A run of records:
-- BEGIN --

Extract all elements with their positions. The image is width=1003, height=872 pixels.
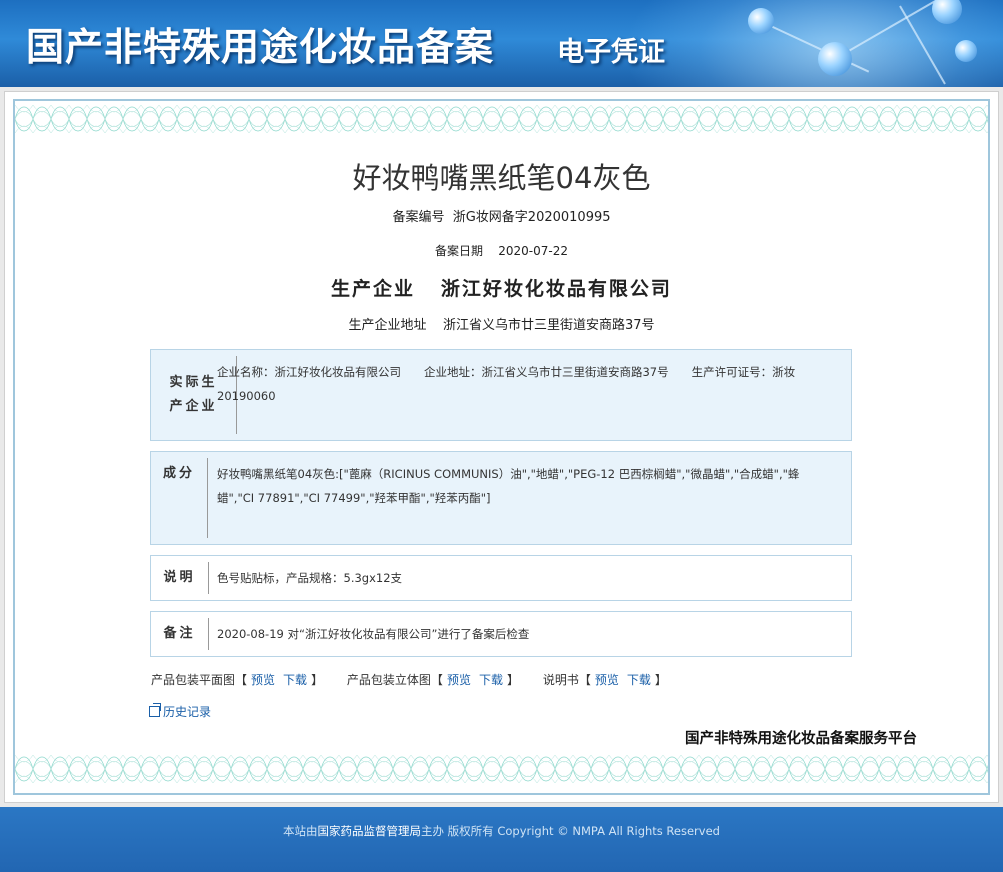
bracket-close: 】 — [311, 673, 324, 687]
preview-link[interactable]: 预览 — [447, 673, 471, 687]
top-guilloche-pattern — [15, 101, 988, 137]
actual-producer-content: 企业名称：浙江好妆化妆品有限公司 企业地址：浙江省义乌市廿三里街道安商路37号 … — [217, 365, 796, 403]
molecule-sphere — [818, 42, 852, 76]
attachments-row: 产品包装平面图【 预览 下载】 产品包装立体图【 预览 下载】 说明书【 预览 下载】 — [151, 671, 687, 688]
producer-address-line: 生产企业地址 浙江省义乌市廿三里街道安商路37号 — [0, 314, 1003, 333]
filing-date-line: 备案日期 2020-07-22 — [0, 242, 1003, 259]
footer-copyright: 本站由国家药品监督管理局主办 版权所有 Copyright © NMPA All… — [0, 823, 1003, 839]
footer-suffix: 主办 版权所有 Copyright © NMPA All Rights Rese… — [421, 824, 720, 838]
attachment-manual: 说明书【 预览 下载】 — [543, 671, 667, 688]
notes-content: 色号贴贴标，产品规格：5.3gx12支 — [217, 571, 403, 585]
actual-producer-section: 实际生产企业 企业名称：浙江好妆化妆品有限公司 企业地址：浙江省义乌市廿三里街道… — [150, 349, 852, 441]
bracket-close: 】 — [654, 673, 667, 687]
remarks-label: 备注 — [151, 618, 209, 650]
ingredients-section: 成分 好妆鸭嘴黑纸笔04灰色:["蓖麻（RICINUS COMMUNIS）油",… — [150, 451, 852, 545]
remarks-section: 备注 2020-08-19 对“浙江好妆化妆品有限公司”进行了备案后检查 — [150, 611, 852, 657]
attachment-label: 说明书 — [542, 673, 579, 687]
product-name-title: 好妆鸭嘴黑纸笔04灰色 — [352, 161, 651, 195]
certificate-border — [13, 99, 990, 795]
preview-link[interactable]: 预览 — [595, 673, 619, 687]
filing-number-label: 备案编号 — [392, 210, 445, 225]
external-window-icon — [149, 703, 161, 717]
producer-line: 生产企业 浙江好妆化妆品有限公司 — [0, 274, 1003, 301]
attachment-flat-package: 产品包装平面图【 预览 下载】 — [151, 671, 323, 688]
bracket-open: 【 — [578, 673, 591, 687]
banner-title: 国产非特殊用途化妆品备案 — [26, 24, 495, 69]
attachment-label: 产品包装平面图 — [151, 673, 236, 687]
bracket-open: 【 — [430, 673, 443, 687]
notes-section: 说明 色号贴贴标，产品规格：5.3gx12支 — [150, 555, 852, 601]
attachment-3d-package: 产品包装立体图【 预览 下载】 — [347, 671, 519, 688]
producer-label: 生产企业 — [331, 278, 416, 300]
notes-label: 说明 — [151, 562, 209, 594]
filing-date-label: 备案日期 — [434, 244, 483, 258]
footer-bar — [0, 807, 1003, 872]
footer-prefix: 本站由 — [283, 824, 318, 838]
history-link[interactable]: 历史记录 — [149, 703, 211, 720]
footer-org: 国家药品监督管理局 — [317, 824, 422, 838]
molecule-sphere — [748, 8, 774, 34]
download-link[interactable]: 下载 — [283, 673, 307, 687]
preview-link[interactable]: 预览 — [251, 673, 275, 687]
download-link[interactable]: 下载 — [627, 673, 651, 687]
filing-number-value: 浙G妆网备字2020010995 — [452, 210, 611, 225]
remarks-content: 2020-08-19 对“浙江好妆化妆品有限公司”进行了备案后检查 — [217, 627, 530, 641]
header-banner: 国产非特殊用途化妆品备案 电子凭证 — [0, 0, 1003, 87]
molecule-sphere — [955, 40, 977, 62]
attachment-label: 产品包装立体图 — [346, 673, 431, 687]
ingredients-label: 成分 — [151, 458, 208, 538]
download-link[interactable]: 下载 — [479, 673, 503, 687]
bracket-close: 】 — [506, 673, 519, 687]
producer-name: 浙江好妆化妆品有限公司 — [440, 278, 672, 300]
producer-address-value: 浙江省义乌市廿三里街道安商路37号 — [443, 318, 655, 333]
filing-date-value: 2020-07-22 — [498, 244, 569, 258]
banner-subtitle: 电子凭证 — [557, 37, 665, 68]
filing-number-line: 备案编号 浙G妆网备字2020010995 — [0, 206, 1003, 225]
bottom-guilloche-pattern — [15, 751, 988, 787]
history-link-label: 历史记录 — [163, 705, 212, 719]
bracket-open: 【 — [235, 673, 248, 687]
producer-address-label: 生产企业地址 — [348, 318, 427, 333]
ingredients-content: 好妆鸭嘴黑纸笔04灰色:["蓖麻（RICINUS COMMUNIS）油","地蜡… — [217, 467, 800, 505]
platform-name: 国产非特殊用途化妆品备案服务平台 — [685, 731, 917, 747]
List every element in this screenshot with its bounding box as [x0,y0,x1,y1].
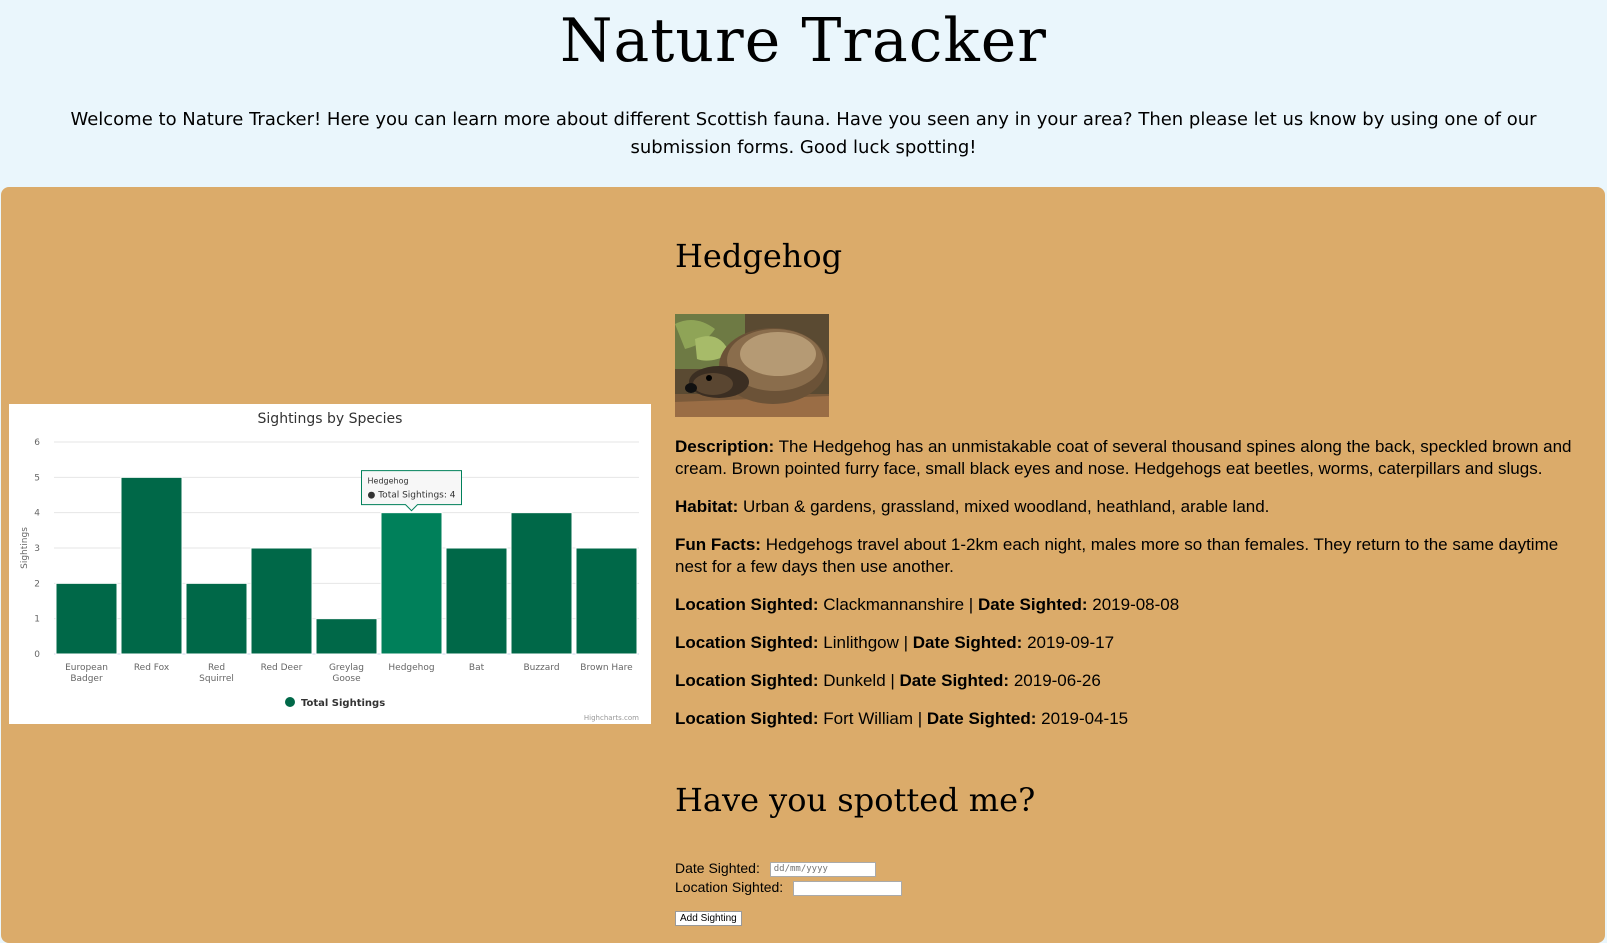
bar [445,547,508,655]
location-input[interactable] [793,880,903,896]
sighting-date: 2019-09-17 [1027,633,1115,652]
bar [120,476,183,655]
x-tick-label: Goose [332,674,361,684]
chart-credit: Highcharts.com [584,714,639,722]
page-header: Nature Tracker Welcome to Nature Tracker… [0,0,1607,188]
bar [185,582,248,655]
sighting-location: Dunkeld [823,671,886,690]
y-tick-label: 5 [34,473,40,483]
bar [380,512,443,655]
site-title: Nature Tracker [560,6,1047,76]
y-tick-label: 1 [34,615,40,625]
x-tick-label: Squirrel [199,674,234,684]
x-tick-label: Red [208,663,225,673]
description: Description: The Hedgehog has an unmista… [675,436,1595,480]
date-label: Date Sighted: [912,633,1023,652]
sightings-chart[interactable]: Sightings by Species 0 1 2 3 4 5 6 Sightings Euro… [9,404,651,724]
species-facts: Description: The Hedgehog has an unmista… [675,436,1595,746]
x-tick-label: Greylag [329,663,364,673]
sighting-form: Date Sighted: Location Sighted: Add Sigh… [675,859,903,926]
hedgehog-photo [675,314,829,417]
sighting-location: Clackmannanshire [823,595,965,614]
description-label: Description: [675,437,775,456]
sighting-date: 2019-04-15 [1041,709,1129,728]
location-label: Location Sighted: [675,633,819,652]
chart-title: Sightings by Species [258,411,403,427]
sighting-location: Fort William [823,709,913,728]
chart-svg: Sightings by Species 0 1 2 3 4 5 6 Sightings Euro… [20,411,639,722]
sighting-row: Location Sighted: Clackmannanshire | Dat… [675,595,1180,614]
y-tick-label: 2 [34,579,40,589]
x-tick-label: Hedgehog [388,663,434,673]
tooltip-value: ● Total Sightings: 4 [368,491,456,501]
welcome-text: Welcome to Nature Tracker! Here you can … [70,109,1537,158]
date-input[interactable] [769,861,876,877]
habitat-text: Urban & gardens, grassland, mixed woodla… [743,497,1270,516]
location-field-label: Location Sighted: [675,879,784,895]
location-label: Location Sighted: [675,595,819,614]
habitat: Habitat: Urban & gardens, grassland, mix… [675,496,1595,518]
sighting-date: 2019-06-26 [1013,671,1101,690]
date-field-label: Date Sighted: [675,860,760,876]
y-tick-label: 6 [34,438,40,448]
bar [250,547,313,655]
bar [55,582,118,655]
fun-facts-text: Hedgehogs travel about 1-2km each night,… [675,535,1559,576]
legend-marker [285,697,295,707]
sighting-location: Linlithgow [823,633,899,652]
x-tick-label: Brown Hare [580,663,633,673]
sighting-row: Location Sighted: Dunkeld | Date Sighted… [675,671,1101,690]
bar [510,512,573,655]
fun-facts: Fun Facts: Hedgehogs travel about 1-2km … [675,534,1595,578]
species-name: Hedgehog [675,237,843,275]
x-tick-label: Red Deer [261,663,303,673]
sighting-date: 2019-08-08 [1092,595,1180,614]
description-text: The Hedgehog has an unmistakable coat of… [675,437,1572,478]
date-row: Date Sighted: [675,859,902,878]
y-tick-label: 0 [34,650,40,660]
x-tick-label: Badger [70,674,103,684]
legend-label: Total Sightings [301,698,385,709]
x-tick-label: Buzzard [523,663,559,673]
y-axis-label: Sightings [20,527,30,569]
date-label: Date Sighted: [899,671,1010,690]
habitat-label: Habitat: [675,497,739,516]
sighting-row: Location Sighted: Linlithgow | Date Sigh… [675,633,1115,652]
bar [575,547,638,655]
date-label: Date Sighted: [926,709,1037,728]
date-label: Date Sighted: [977,595,1088,614]
location-label: Location Sighted: [675,671,819,690]
form-title: Have you spotted me? [675,781,1036,819]
y-tick-label: 4 [34,509,40,519]
location-label: Location Sighted: [675,709,819,728]
x-tick-label: Bat [469,663,485,673]
y-tick-label: 3 [34,544,40,554]
x-tick-label: Red Fox [134,663,170,673]
fun-facts-label: Fun Facts: [675,535,761,554]
bar [315,618,378,655]
sighting-row: Location Sighted: Fort William | Date Si… [675,709,1129,728]
location-row: Location Sighted: [675,878,903,897]
x-tick-label: European [65,663,108,673]
add-sighting-button[interactable]: Add Sighting [675,911,742,926]
tooltip-category: Hedgehog [368,477,409,486]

-- END --

■ JOB ■
Quote the rows starting at the line containing "bar [445,547,508,655]" and ending at the line containing "bar [185,582,248,655]", both included, and nothing else.

■ REPLY TO THE EXERCISE ■
bar [445,547,508,655]
location-input[interactable] [793,880,903,896]
sighting-date: 2019-09-17 [1027,633,1115,652]
bar [120,476,183,655]
x-tick-label: Goose [332,674,361,684]
chart-credit: Highcharts.com [584,714,639,722]
page-header: Nature Tracker Welcome to Nature Tracker… [0,0,1607,188]
bar [185,582,248,655]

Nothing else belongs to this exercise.